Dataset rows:
□ □ □ □
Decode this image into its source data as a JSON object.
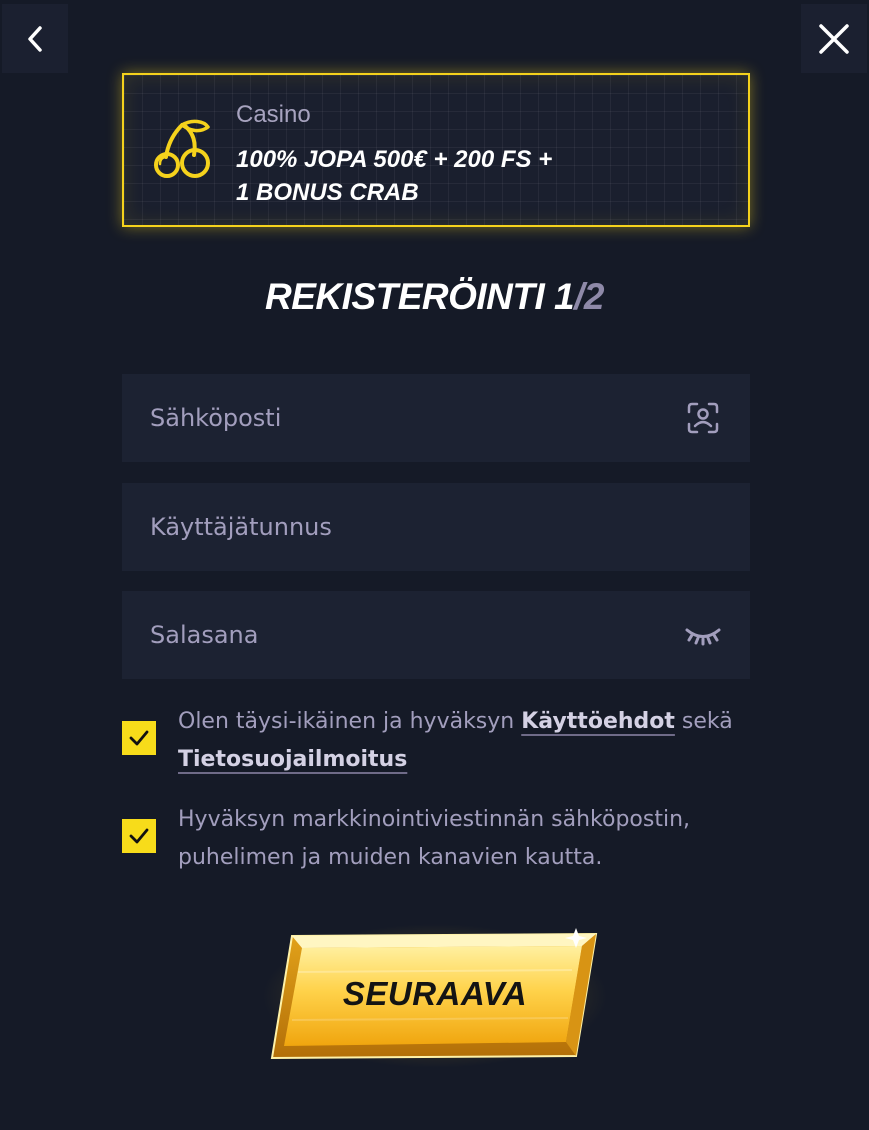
{
  "nav": {
    "back_icon": "chevron-left-icon",
    "close_icon": "close-icon"
  },
  "promo": {
    "icon": "cherry-icon",
    "category": "Casino",
    "offer_line1": "100% JOPA 500€ + 200 FS +",
    "offer_line2": "1 BONUS CRAB",
    "accent_color": "#f5d21c"
  },
  "title": {
    "main": "REKISTERÖINTI 1",
    "separator": "/",
    "total": "2"
  },
  "form": {
    "email": {
      "placeholder": "Sähköposti",
      "value": "",
      "icon": "face-scan-icon"
    },
    "username": {
      "placeholder": "Käyttäjätunnus",
      "value": ""
    },
    "password": {
      "placeholder": "Salasana",
      "value": "",
      "icon": "eye-closed-icon"
    }
  },
  "consents": [
    {
      "checked": true,
      "text_before": "Olen täysi-ikäinen ja hyväksyn ",
      "link1": "Käyttöehdot",
      "text_between": " sekä ",
      "link2": "Tietosuojailmoitus"
    },
    {
      "checked": true,
      "text": "Hyväksyn markkinointiviestinnän sähköpostin, puhelimen ja muiden kanavien kautta."
    }
  ],
  "cta": {
    "label": "SEURAAVA",
    "color": "#f7c21a"
  }
}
□ □ □ □
Nothing but the pictures may be dropped; output the records above exactly.

§ SOLUTION TO THE EXERCISE:
Decode this image into its source data as a JSON object.
{
  "nav": {
    "back_icon": "chevron-left-icon",
    "close_icon": "close-icon"
  },
  "promo": {
    "icon": "cherry-icon",
    "category": "Casino",
    "offer_line1": "100% JOPA 500€ + 200 FS +",
    "offer_line2": "1 BONUS CRAB",
    "accent_color": "#f5d21c"
  },
  "title": {
    "main": "REKISTERÖINTI 1",
    "separator": "/",
    "total": "2"
  },
  "form": {
    "email": {
      "placeholder": "Sähköposti",
      "value": "",
      "icon": "face-scan-icon"
    },
    "username": {
      "placeholder": "Käyttäjätunnus",
      "value": ""
    },
    "password": {
      "placeholder": "Salasana",
      "value": "",
      "icon": "eye-closed-icon"
    }
  },
  "consents": [
    {
      "checked": true,
      "text_before": "Olen täysi-ikäinen ja hyväksyn ",
      "link1": "Käyttöehdot",
      "text_between": " sekä ",
      "link2": "Tietosuojailmoitus"
    },
    {
      "checked": true,
      "text": "Hyväksyn markkinointiviestinnän sähköpostin, puhelimen ja muiden kanavien kautta."
    }
  ],
  "cta": {
    "label": "SEURAAVA",
    "color": "#f7c21a"
  }
}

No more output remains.